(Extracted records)
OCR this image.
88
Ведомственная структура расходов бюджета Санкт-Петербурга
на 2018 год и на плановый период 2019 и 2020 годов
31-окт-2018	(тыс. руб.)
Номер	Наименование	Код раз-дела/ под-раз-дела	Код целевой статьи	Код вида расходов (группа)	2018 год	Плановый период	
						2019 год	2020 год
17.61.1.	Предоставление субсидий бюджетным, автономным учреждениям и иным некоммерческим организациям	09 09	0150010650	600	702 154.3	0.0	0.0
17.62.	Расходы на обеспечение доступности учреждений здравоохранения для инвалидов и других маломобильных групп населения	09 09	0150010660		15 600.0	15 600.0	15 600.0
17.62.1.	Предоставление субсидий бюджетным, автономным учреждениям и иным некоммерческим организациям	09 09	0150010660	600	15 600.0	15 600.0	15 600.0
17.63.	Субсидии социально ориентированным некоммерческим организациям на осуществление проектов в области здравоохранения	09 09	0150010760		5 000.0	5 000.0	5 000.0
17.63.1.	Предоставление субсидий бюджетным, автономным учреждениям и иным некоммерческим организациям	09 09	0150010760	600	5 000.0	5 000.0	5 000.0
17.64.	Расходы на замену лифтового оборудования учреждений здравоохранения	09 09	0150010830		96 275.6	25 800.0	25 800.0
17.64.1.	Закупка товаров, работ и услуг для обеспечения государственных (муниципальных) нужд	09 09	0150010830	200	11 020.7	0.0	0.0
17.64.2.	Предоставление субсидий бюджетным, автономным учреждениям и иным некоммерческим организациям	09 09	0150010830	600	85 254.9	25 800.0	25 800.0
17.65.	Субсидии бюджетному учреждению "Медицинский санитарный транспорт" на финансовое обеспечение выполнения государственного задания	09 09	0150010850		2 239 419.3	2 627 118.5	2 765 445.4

EXERCISE DIRECTIONS:
Retype every entry above, word for word.

SOLVED PROBLEM:
OCR this image.
88
Ведомственная структура расходов бюджета Санкт-Петербурга
на 2018 год и на плановый период 2019 и 2020 годов
31-окт-2018	(тыс. руб.)
Номер	Наименование	Код раз-дела/ под-раз-дела	Код целевой статьи	Код вида расходов (группа)	2018 год	Плановый период	
						2019 год	2020 год
17.61.1.	Предоставление субсидий бюджетным, автономным учреждениям и иным некоммерческим организациям	09 09	0150010650	600	702 154.3	0.0	0.0
17.62.	Расходы на обеспечение доступности учреждений здравоохранения для инвалидов и других маломобильных групп населения	09 09	0150010660		15 600.0	15 600.0	15 600.0
17.62.1.	Предоставление субсидий бюджетным, автономным учреждениям и иным некоммерческим организациям	09 09	0150010660	600	15 600.0	15 600.0	15 600.0
17.63.	Субсидии социально ориентированным некоммерческим организациям на осуществление проектов в области здравоохранения	09 09	0150010760		5 000.0	5 000.0	5 000.0
17.63.1.	Предоставление субсидий бюджетным, автономным учреждениям и иным некоммерческим организациям	09 09	0150010760	600	5 000.0	5 000.0	5 000.0
17.64.	Расходы на замену лифтового оборудования учреждений здравоохранения	09 09	0150010830		96 275.6	25 800.0	25 800.0
17.64.1.	Закупка товаров, работ и услуг для обеспечения государственных (муниципальных) нужд	09 09	0150010830	200	11 020.7	0.0	0.0
17.64.2.	Предоставление субсидий бюджетным, автономным учреждениям и иным некоммерческим организациям	09 09	0150010830	600	85 254.9	25 800.0	25 800.0
17.65.	Субсидии бюджетному учреждению "Медицинский санитарный транспорт" на финансовое обеспечение выполнения государственного задания	09 09	0150010850		2 239 419.3	2 627 118.5	2 765 445.4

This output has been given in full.